STATED TASK
Show every line below where "from" can be found.

[Dataset records]
<<<<
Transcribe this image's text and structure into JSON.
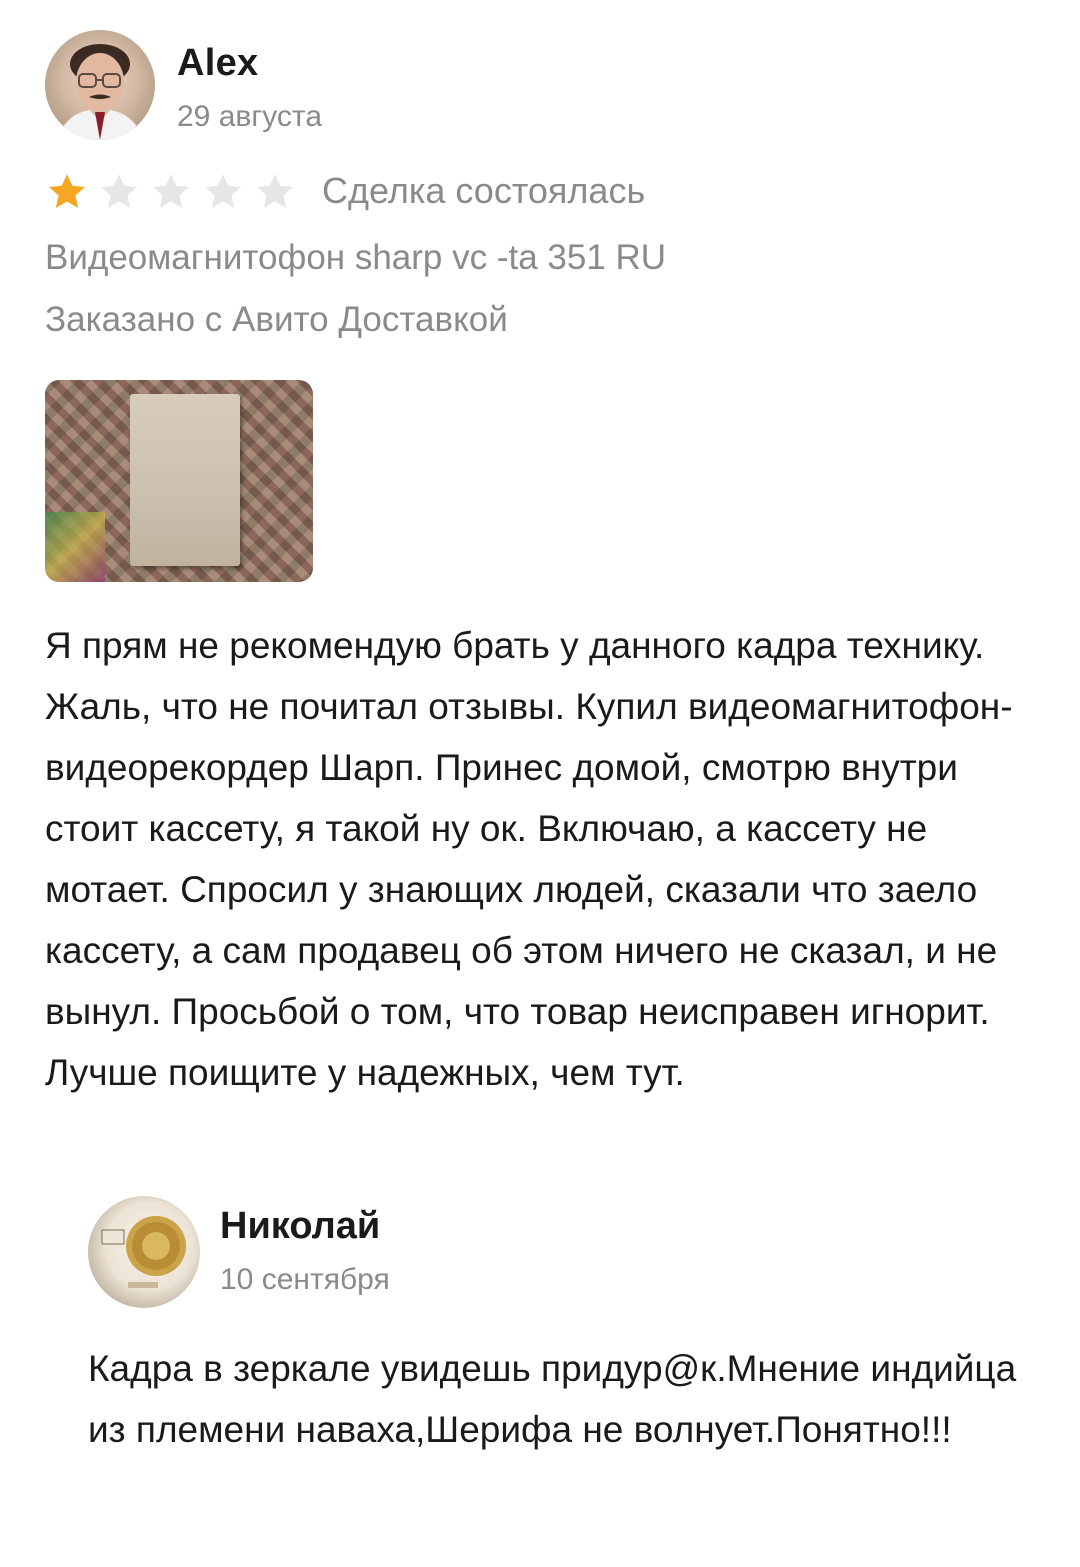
{
  "review": {
    "author": {
      "name": "Alex",
      "date": "29 августа"
    },
    "rating": {
      "value": 1,
      "max": 5,
      "filled_color": "#f5a623",
      "empty_color": "#e6e6e6"
    },
    "deal_status": "Сделка состоялась",
    "product": "Видеомагнитофон sharp vc -ta 351 RU",
    "delivery": "Заказано с Авито Доставкой",
    "text": "Я прям не рекомендую брать у данного кадра технику. Жаль, что не почитал отзывы. Купил видеомагнитофон-видеорекордер Шарп. Принес домой, смотрю внутри стоит кассету, я такой ну ок. Включаю, а кассету не мотает. Спросил у знающих людей, сказали что заело кассету, а сам продавец об этом ничего не сказал, и не вынул. Просьбой о том, что товар неисправен игнорит. Лучше поищите у надежных, чем тут."
  },
  "reply": {
    "author": {
      "name": "Николай",
      "date": "10 сентября"
    },
    "text": "Кадра в зеркале увидешь придур@к.Мнение индийца из племени наваха,Шерифа не волнует.Понятно!!!"
  },
  "colors": {
    "muted_text": "#8a8a8a",
    "primary_text": "#1a1a1a"
  }
}
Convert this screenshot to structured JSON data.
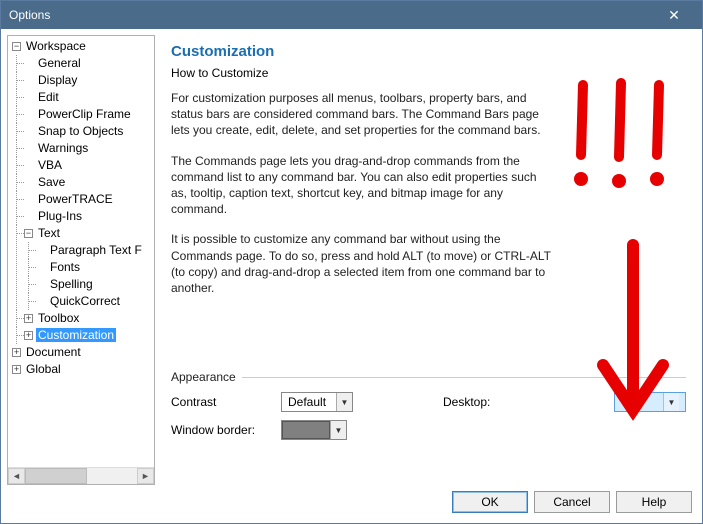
{
  "window": {
    "title": "Options"
  },
  "tree": {
    "workspace": "Workspace",
    "children": {
      "general": "General",
      "display": "Display",
      "edit": "Edit",
      "powerclip": "PowerClip Frame",
      "snap": "Snap to Objects",
      "warnings": "Warnings",
      "vba": "VBA",
      "save": "Save",
      "powertrace": "PowerTRACE",
      "plugins": "Plug-Ins",
      "text": "Text",
      "text_children": {
        "paragraph": "Paragraph Text F",
        "fonts": "Fonts",
        "spelling": "Spelling",
        "quickcorrect": "QuickCorrect"
      },
      "toolbox": "Toolbox",
      "customization": "Customization"
    },
    "document": "Document",
    "global": "Global"
  },
  "main": {
    "heading": "Customization",
    "subhead": "How to Customize",
    "para1": "For customization purposes all menus, toolbars, property bars, and status bars are considered command bars. The Command Bars page lets you create, edit, delete, and set properties for the command bars.",
    "para2": "The Commands page lets you drag-and-drop commands from the command list to any command bar. You can also edit properties such as, tooltip, caption text, shortcut key, and bitmap image for any command.",
    "para3": "It is possible to customize any command bar without using the Commands page. To do so, press and hold ALT (to move) or CTRL-ALT (to copy) and drag-and-drop a selected item from one command bar to another."
  },
  "appearance": {
    "section": "Appearance",
    "contrast_label": "Contrast",
    "contrast_value": "Default",
    "desktop_label": "Desktop:",
    "desktop_value": "",
    "border_label": "Window border:"
  },
  "buttons": {
    "ok": "OK",
    "cancel": "Cancel",
    "help": "Help"
  }
}
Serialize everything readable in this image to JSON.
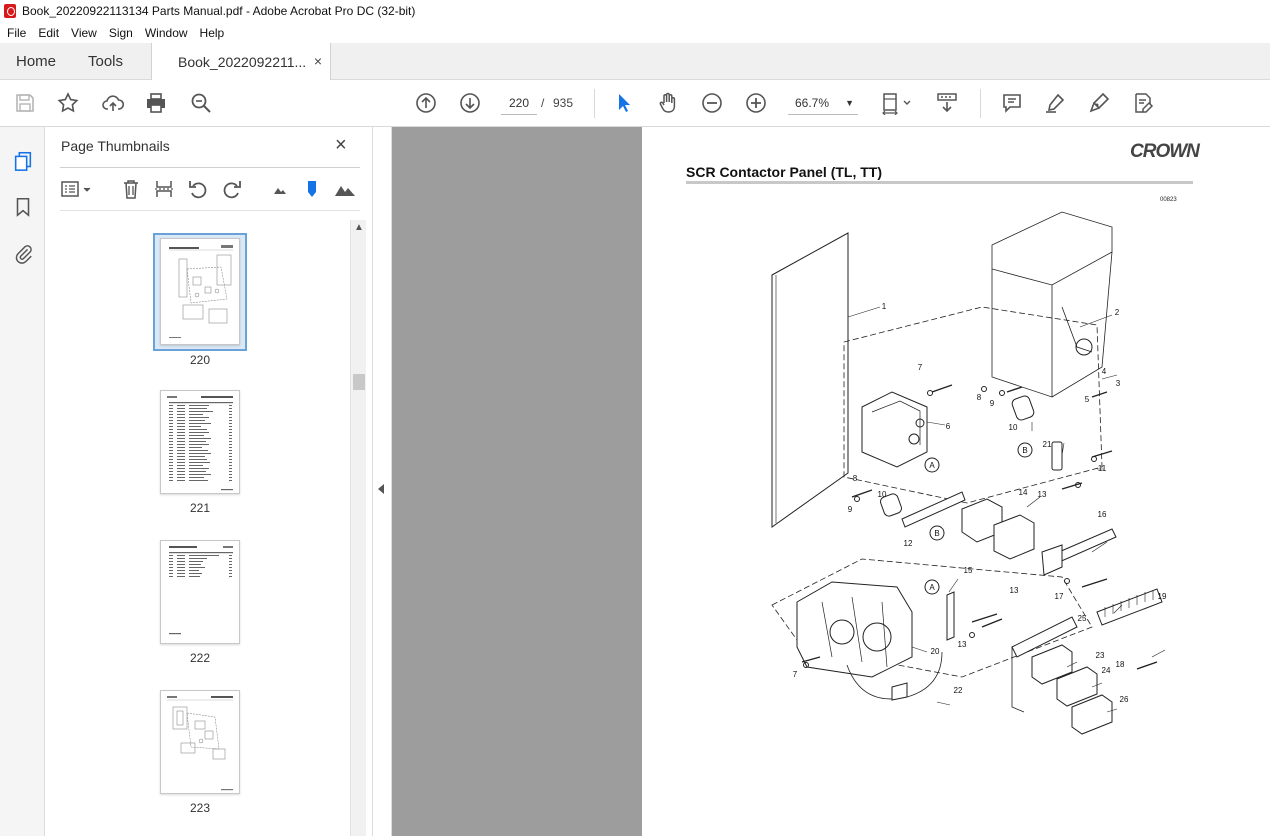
{
  "window": {
    "title": "Book_20220922113134 Parts Manual.pdf - Adobe Acrobat Pro DC (32-bit)"
  },
  "menu": [
    "File",
    "Edit",
    "View",
    "Sign",
    "Window",
    "Help"
  ],
  "tabs": {
    "home": "Home",
    "tools": "Tools",
    "document": "Book_2022092211...",
    "close": "×"
  },
  "toolbar": {
    "current_page": "220",
    "separator": "/",
    "total_pages": "935",
    "zoom": "66.7%",
    "zoom_caret": "▼"
  },
  "thumbnails_panel": {
    "title": "Page Thumbnails",
    "close": "×",
    "pages": [
      {
        "number": "220",
        "selected": true
      },
      {
        "number": "221",
        "selected": false
      },
      {
        "number": "222",
        "selected": false
      },
      {
        "number": "223",
        "selected": false
      }
    ]
  },
  "document_page": {
    "logo": "CROWN",
    "heading": "SCR Contactor Panel (TL, TT)",
    "figure_number": "00823",
    "callouts": [
      "1",
      "2",
      "3",
      "4",
      "5",
      "6",
      "7",
      "8",
      "9",
      "10",
      "11",
      "12",
      "13",
      "14",
      "15",
      "16",
      "17",
      "18",
      "19",
      "20",
      "21",
      "22",
      "23",
      "24",
      "25",
      "26",
      "A",
      "B"
    ]
  },
  "colors": {
    "accent_blue": "#1473e6",
    "selection_blue": "#6aa2d8",
    "viewer_bg": "#9d9d9d",
    "acrobat_red": "#d7191c"
  }
}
>>>>
EXERCISE OUTPUT
    "para2": "The Commands page lets you drag-and-drop commands from the command list to any command bar. You can also edit properties such as, tooltip, caption text, shortcut key, and bitmap image for any command.",
    "para3": "It is possible to customize any command bar without using the Commands page. To do so, press and hold ALT (to move) or CTRL-ALT (to copy) and drag-and-drop a selected item from one command bar to another."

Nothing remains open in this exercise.